Entries
+ + + + + + +
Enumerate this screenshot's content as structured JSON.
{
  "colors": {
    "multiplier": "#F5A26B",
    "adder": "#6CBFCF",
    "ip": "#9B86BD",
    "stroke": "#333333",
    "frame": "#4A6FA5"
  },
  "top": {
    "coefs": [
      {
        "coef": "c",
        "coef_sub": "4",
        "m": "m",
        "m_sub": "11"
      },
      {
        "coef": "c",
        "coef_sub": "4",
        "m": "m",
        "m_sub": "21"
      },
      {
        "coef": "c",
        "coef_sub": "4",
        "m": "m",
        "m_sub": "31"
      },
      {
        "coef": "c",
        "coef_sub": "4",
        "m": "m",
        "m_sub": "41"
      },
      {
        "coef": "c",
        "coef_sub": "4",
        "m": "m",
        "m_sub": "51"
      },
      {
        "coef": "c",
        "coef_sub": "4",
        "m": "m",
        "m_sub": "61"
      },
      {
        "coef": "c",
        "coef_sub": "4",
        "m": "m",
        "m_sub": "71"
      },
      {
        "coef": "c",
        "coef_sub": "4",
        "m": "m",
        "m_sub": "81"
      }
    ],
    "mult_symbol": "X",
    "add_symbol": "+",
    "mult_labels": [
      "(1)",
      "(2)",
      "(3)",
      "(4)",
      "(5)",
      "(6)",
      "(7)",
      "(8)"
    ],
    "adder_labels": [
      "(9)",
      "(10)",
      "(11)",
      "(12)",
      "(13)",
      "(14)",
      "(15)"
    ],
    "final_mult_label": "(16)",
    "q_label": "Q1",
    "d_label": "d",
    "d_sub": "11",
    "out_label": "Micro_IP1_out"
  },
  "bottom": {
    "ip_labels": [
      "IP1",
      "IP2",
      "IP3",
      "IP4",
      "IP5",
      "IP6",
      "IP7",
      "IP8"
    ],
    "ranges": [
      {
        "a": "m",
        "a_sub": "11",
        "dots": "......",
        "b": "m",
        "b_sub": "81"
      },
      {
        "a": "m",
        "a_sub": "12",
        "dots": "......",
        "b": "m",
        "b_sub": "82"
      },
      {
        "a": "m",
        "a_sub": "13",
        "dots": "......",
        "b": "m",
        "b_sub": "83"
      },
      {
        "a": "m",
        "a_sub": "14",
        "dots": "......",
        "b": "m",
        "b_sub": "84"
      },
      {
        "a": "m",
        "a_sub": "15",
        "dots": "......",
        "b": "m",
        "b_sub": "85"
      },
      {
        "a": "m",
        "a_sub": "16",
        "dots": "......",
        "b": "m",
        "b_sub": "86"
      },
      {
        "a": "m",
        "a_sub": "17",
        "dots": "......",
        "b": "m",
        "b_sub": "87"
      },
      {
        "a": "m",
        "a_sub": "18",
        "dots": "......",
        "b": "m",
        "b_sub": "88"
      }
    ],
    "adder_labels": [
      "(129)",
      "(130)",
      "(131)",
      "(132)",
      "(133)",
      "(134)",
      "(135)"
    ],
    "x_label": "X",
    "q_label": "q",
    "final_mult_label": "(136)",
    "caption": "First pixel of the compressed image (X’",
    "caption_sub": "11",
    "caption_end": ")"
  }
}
+ + + + + + +
Problem statement
Please set down all the data word for word.

Output for this task
Enumerate this screenshot's content as structured JSON.
{
  "colors": {
    "multiplier": "#F5A26B",
    "adder": "#6CBFCF",
    "ip": "#9B86BD",
    "stroke": "#333333",
    "frame": "#4A6FA5"
  },
  "top": {
    "coefs": [
      {
        "coef": "c",
        "coef_sub": "4",
        "m": "m",
        "m_sub": "11"
      },
      {
        "coef": "c",
        "coef_sub": "4",
        "m": "m",
        "m_sub": "21"
      },
      {
        "coef": "c",
        "coef_sub": "4",
        "m": "m",
        "m_sub": "31"
      },
      {
        "coef": "c",
        "coef_sub": "4",
        "m": "m",
        "m_sub": "41"
      },
      {
        "coef": "c",
        "coef_sub": "4",
        "m": "m",
        "m_sub": "51"
      },
      {
        "coef": "c",
        "coef_sub": "4",
        "m": "m",
        "m_sub": "61"
      },
      {
        "coef": "c",
        "coef_sub": "4",
        "m": "m",
        "m_sub": "71"
      },
      {
        "coef": "c",
        "coef_sub": "4",
        "m": "m",
        "m_sub": "81"
      }
    ],
    "mult_symbol": "X",
    "add_symbol": "+",
    "mult_labels": [
      "(1)",
      "(2)",
      "(3)",
      "(4)",
      "(5)",
      "(6)",
      "(7)",
      "(8)"
    ],
    "adder_labels": [
      "(9)",
      "(10)",
      "(11)",
      "(12)",
      "(13)",
      "(14)",
      "(15)"
    ],
    "final_mult_label": "(16)",
    "q_label": "Q1",
    "d_label": "d",
    "d_sub": "11",
    "out_label": "Micro_IP1_out"
  },
  "bottom": {
    "ip_labels": [
      "IP1",
      "IP2",
      "IP3",
      "IP4",
      "IP5",
      "IP6",
      "IP7",
      "IP8"
    ],
    "ranges": [
      {
        "a": "m",
        "a_sub": "11",
        "dots": "......",
        "b": "m",
        "b_sub": "81"
      },
      {
        "a": "m",
        "a_sub": "12",
        "dots": "......",
        "b": "m",
        "b_sub": "82"
      },
      {
        "a": "m",
        "a_sub": "13",
        "dots": "......",
        "b": "m",
        "b_sub": "83"
      },
      {
        "a": "m",
        "a_sub": "14",
        "dots": "......",
        "b": "m",
        "b_sub": "84"
      },
      {
        "a": "m",
        "a_sub": "15",
        "dots": "......",
        "b": "m",
        "b_sub": "85"
      },
      {
        "a": "m",
        "a_sub": "16",
        "dots": "......",
        "b": "m",
        "b_sub": "86"
      },
      {
        "a": "m",
        "a_sub": "17",
        "dots": "......",
        "b": "m",
        "b_sub": "87"
      },
      {
        "a": "m",
        "a_sub": "18",
        "dots": "......",
        "b": "m",
        "b_sub": "88"
      }
    ],
    "adder_labels": [
      "(129)",
      "(130)",
      "(131)",
      "(132)",
      "(133)",
      "(134)",
      "(135)"
    ],
    "x_label": "X",
    "q_label": "q",
    "final_mult_label": "(136)",
    "caption": "First pixel of the compressed image (X’",
    "caption_sub": "11",
    "caption_end": ")"
  }
}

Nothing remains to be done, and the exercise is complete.